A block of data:
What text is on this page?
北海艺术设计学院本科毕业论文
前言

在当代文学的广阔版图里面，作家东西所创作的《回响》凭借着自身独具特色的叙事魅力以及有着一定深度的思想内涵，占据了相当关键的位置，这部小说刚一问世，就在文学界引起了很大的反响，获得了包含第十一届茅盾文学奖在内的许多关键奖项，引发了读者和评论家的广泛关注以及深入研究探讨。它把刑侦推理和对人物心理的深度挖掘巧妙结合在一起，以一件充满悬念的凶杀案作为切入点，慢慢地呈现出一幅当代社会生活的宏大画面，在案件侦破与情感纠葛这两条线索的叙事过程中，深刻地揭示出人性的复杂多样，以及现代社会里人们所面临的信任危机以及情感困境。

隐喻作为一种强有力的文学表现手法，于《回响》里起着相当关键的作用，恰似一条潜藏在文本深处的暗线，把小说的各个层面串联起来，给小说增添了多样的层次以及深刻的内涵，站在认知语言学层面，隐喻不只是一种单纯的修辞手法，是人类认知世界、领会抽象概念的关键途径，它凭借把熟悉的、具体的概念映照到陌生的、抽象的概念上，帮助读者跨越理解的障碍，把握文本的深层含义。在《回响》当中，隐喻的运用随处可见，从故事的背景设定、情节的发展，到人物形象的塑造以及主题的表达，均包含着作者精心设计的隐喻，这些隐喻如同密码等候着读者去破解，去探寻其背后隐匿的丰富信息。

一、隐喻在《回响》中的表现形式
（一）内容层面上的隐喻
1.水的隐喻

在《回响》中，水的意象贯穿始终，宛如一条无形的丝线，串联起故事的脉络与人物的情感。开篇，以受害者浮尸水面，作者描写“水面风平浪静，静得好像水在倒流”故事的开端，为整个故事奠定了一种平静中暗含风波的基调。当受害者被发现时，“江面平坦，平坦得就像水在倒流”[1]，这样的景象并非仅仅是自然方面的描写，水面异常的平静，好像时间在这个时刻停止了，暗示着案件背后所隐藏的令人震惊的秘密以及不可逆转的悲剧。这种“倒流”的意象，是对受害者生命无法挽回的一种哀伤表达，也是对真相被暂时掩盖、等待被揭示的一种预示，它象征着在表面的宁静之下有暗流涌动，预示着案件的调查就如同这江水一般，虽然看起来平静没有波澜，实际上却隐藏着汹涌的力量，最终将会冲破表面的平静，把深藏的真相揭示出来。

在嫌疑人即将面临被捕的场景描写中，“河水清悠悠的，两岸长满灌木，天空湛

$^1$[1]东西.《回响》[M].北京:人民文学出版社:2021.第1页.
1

WHAT IS BEING ASKED:
Using the listing above, reproduce each line without omission.

WRITTEN ANSWER:
What text is on this page?
北海艺术设计学院本科毕业论文
前言

在当代文学的广阔版图里面，作家东西所创作的《回响》凭借着自身独具特色的叙事魅力以及有着一定深度的思想内涵，占据了相当关键的位置，这部小说刚一问世，就在文学界引起了很大的反响，获得了包含第十一届茅盾文学奖在内的许多关键奖项，引发了读者和评论家的广泛关注以及深入研究探讨。它把刑侦推理和对人物心理的深度挖掘巧妙结合在一起，以一件充满悬念的凶杀案作为切入点，慢慢地呈现出一幅当代社会生活的宏大画面，在案件侦破与情感纠葛这两条线索的叙事过程中，深刻地揭示出人性的复杂多样，以及现代社会里人们所面临的信任危机以及情感困境。

隐喻作为一种强有力的文学表现手法，于《回响》里起着相当关键的作用，恰似一条潜藏在文本深处的暗线，把小说的各个层面串联起来，给小说增添了多样的层次以及深刻的内涵，站在认知语言学层面，隐喻不只是一种单纯的修辞手法，是人类认知世界、领会抽象概念的关键途径，它凭借把熟悉的、具体的概念映照到陌生的、抽象的概念上，帮助读者跨越理解的障碍，把握文本的深层含义。在《回响》当中，隐喻的运用随处可见，从故事的背景设定、情节的发展，到人物形象的塑造以及主题的表达，均包含着作者精心设计的隐喻，这些隐喻如同密码等候着读者去破解，去探寻其背后隐匿的丰富信息。

一、隐喻在《回响》中的表现形式
（一）内容层面上的隐喻
1.水的隐喻

在《回响》中，水的意象贯穿始终，宛如一条无形的丝线，串联起故事的脉络与人物的情感。开篇，以受害者浮尸水面，作者描写“水面风平浪静，静得好像水在倒流”故事的开端，为整个故事奠定了一种平静中暗含风波的基调。当受害者被发现时，“江面平坦，平坦得就像水在倒流”[1]，这样的景象并非仅仅是自然方面的描写，水面异常的平静，好像时间在这个时刻停止了，暗示着案件背后所隐藏的令人震惊的秘密以及不可逆转的悲剧。这种“倒流”的意象，是对受害者生命无法挽回的一种哀伤表达，也是对真相被暂时掩盖、等待被揭示的一种预示，它象征着在表面的宁静之下有暗流涌动，预示着案件的调查就如同这江水一般，虽然看起来平静没有波澜，实际上却隐藏着汹涌的力量，最终将会冲破表面的平静，把深藏的真相揭示出来。

在嫌疑人即将面临被捕的场景描写中，“河水清悠悠的，两岸长满灌木，天空湛

$^1$[1]东西.《回响》[M].北京:人民文学出版社:2021.第1页.
1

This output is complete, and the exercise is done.